(Source data)
=-=-=

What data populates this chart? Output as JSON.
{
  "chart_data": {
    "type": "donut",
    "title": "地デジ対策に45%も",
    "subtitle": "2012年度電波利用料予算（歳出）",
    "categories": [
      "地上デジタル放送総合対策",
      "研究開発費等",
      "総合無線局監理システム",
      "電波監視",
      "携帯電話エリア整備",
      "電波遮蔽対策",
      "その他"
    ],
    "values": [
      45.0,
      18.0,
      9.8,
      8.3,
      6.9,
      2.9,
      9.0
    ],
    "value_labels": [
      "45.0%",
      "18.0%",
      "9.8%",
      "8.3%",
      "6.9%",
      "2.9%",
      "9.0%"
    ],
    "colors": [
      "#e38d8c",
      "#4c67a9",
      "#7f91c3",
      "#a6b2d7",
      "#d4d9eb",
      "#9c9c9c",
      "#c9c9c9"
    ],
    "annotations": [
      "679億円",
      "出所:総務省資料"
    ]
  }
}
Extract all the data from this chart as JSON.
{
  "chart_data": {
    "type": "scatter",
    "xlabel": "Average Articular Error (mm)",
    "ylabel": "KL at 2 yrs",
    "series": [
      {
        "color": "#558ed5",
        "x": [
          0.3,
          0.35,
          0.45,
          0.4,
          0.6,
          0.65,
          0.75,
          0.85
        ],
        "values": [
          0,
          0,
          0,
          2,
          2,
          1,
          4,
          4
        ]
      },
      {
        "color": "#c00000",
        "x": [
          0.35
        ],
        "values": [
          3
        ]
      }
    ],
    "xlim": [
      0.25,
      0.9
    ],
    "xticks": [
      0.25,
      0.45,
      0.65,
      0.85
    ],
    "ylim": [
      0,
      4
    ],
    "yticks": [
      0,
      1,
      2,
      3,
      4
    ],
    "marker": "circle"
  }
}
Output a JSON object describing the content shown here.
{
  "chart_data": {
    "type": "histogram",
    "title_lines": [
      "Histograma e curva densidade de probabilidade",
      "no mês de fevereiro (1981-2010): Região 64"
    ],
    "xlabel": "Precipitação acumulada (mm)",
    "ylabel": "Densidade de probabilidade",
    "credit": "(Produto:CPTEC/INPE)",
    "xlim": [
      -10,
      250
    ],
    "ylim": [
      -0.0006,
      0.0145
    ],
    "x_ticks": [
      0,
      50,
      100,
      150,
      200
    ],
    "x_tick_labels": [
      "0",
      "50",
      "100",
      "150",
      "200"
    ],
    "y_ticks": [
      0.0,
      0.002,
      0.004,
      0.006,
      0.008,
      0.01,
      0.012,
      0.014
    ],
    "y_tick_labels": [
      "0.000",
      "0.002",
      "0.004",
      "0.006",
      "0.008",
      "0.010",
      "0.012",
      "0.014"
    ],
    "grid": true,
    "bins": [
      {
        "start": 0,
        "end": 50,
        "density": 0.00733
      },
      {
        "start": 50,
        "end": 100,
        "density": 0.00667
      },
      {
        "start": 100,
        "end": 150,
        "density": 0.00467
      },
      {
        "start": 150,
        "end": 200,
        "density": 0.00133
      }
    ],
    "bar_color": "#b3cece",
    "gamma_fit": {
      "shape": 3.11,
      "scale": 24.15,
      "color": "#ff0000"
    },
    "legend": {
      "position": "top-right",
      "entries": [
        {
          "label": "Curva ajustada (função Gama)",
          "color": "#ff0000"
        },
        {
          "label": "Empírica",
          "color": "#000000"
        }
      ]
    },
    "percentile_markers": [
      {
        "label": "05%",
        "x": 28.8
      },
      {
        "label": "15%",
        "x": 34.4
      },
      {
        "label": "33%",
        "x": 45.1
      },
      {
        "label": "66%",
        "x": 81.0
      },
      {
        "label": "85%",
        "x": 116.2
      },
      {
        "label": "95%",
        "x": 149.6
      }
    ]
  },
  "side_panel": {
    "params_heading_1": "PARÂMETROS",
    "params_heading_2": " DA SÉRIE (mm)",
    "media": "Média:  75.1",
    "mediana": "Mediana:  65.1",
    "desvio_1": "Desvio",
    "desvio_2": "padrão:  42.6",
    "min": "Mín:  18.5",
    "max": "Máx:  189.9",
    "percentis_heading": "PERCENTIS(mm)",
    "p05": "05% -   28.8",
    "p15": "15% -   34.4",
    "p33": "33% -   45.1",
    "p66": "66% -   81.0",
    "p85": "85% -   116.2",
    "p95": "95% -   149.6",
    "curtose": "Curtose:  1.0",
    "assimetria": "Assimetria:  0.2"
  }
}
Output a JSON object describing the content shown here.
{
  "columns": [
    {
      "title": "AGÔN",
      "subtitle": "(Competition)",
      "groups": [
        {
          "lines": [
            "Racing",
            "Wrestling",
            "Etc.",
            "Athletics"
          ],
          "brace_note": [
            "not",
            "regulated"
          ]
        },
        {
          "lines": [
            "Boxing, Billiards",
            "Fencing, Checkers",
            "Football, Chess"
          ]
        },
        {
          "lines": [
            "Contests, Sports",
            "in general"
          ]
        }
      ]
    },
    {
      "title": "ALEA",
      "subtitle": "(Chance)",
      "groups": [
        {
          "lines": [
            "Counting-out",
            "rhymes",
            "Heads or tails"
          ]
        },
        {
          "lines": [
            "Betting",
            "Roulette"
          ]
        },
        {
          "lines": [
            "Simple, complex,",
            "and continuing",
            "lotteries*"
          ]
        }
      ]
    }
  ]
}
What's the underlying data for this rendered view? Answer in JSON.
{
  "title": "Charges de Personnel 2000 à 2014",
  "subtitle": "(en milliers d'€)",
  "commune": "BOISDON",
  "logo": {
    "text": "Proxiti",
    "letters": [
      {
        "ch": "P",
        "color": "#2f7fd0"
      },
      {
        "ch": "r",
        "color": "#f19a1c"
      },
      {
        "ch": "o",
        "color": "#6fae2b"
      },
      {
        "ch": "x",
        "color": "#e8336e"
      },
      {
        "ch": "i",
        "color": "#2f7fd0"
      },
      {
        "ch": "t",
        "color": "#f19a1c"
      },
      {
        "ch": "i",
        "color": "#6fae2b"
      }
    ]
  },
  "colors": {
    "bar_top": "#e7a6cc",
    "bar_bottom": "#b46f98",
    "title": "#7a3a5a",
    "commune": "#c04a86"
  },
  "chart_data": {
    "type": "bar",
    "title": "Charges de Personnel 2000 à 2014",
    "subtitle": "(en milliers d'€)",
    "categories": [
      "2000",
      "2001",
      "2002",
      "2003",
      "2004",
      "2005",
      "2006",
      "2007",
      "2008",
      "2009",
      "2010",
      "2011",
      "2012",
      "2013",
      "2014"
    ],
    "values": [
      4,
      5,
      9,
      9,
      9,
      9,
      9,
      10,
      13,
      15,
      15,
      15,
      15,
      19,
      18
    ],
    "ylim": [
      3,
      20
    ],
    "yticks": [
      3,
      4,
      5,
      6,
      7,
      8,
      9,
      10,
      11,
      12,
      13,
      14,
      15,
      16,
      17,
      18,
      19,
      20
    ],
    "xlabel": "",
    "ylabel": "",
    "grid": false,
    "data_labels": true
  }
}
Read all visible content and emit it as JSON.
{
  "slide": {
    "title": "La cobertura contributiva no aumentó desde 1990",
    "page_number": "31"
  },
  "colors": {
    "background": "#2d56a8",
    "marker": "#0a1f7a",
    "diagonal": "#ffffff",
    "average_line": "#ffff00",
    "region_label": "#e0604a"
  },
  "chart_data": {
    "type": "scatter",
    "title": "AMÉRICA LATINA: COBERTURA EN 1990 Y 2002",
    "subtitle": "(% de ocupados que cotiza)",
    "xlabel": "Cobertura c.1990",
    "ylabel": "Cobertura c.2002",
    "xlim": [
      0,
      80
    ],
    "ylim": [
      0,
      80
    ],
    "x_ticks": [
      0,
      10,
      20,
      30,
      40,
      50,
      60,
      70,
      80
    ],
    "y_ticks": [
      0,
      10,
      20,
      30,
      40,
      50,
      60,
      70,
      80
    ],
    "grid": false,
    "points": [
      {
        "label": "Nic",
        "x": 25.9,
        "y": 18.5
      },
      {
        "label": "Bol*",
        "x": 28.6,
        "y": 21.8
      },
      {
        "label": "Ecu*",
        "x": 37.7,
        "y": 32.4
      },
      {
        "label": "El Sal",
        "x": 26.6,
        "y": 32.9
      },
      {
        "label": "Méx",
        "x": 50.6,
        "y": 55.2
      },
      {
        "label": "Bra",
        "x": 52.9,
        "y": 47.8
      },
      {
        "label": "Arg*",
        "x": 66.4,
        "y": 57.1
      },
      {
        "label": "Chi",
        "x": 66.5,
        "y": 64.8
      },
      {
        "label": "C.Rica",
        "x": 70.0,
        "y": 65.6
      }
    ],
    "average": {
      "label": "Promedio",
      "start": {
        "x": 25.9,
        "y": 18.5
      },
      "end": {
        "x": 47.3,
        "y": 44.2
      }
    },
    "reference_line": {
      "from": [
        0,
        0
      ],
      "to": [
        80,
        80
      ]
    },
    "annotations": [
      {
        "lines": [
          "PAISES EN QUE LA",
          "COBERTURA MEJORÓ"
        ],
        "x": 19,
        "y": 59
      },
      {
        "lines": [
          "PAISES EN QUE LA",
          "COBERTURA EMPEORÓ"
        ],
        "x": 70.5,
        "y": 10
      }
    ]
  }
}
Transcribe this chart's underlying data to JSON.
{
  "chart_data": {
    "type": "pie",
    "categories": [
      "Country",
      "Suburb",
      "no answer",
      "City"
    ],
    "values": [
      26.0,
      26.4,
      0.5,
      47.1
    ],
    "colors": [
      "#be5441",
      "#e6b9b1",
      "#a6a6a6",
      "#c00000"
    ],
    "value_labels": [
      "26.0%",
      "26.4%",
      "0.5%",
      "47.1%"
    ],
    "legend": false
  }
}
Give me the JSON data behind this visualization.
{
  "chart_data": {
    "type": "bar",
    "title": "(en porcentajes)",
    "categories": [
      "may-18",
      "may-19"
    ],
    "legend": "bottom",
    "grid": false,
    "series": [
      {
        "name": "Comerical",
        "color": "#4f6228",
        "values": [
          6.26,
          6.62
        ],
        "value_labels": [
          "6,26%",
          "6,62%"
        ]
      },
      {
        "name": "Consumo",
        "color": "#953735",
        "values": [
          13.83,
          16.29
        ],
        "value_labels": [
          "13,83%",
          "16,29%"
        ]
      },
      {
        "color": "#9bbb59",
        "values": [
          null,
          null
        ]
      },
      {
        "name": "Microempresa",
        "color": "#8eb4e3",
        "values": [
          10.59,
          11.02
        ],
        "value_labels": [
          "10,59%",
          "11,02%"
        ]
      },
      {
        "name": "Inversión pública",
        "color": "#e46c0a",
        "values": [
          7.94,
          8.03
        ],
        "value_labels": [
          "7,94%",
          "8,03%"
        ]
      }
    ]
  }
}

=-=-=

#### [Do this]
Pull out the lines above in which the word "What" appears.

#### [Solution]
What data populates this chart? Output as JSON.
What's the underlying data for this rendered view? Answer in JSON.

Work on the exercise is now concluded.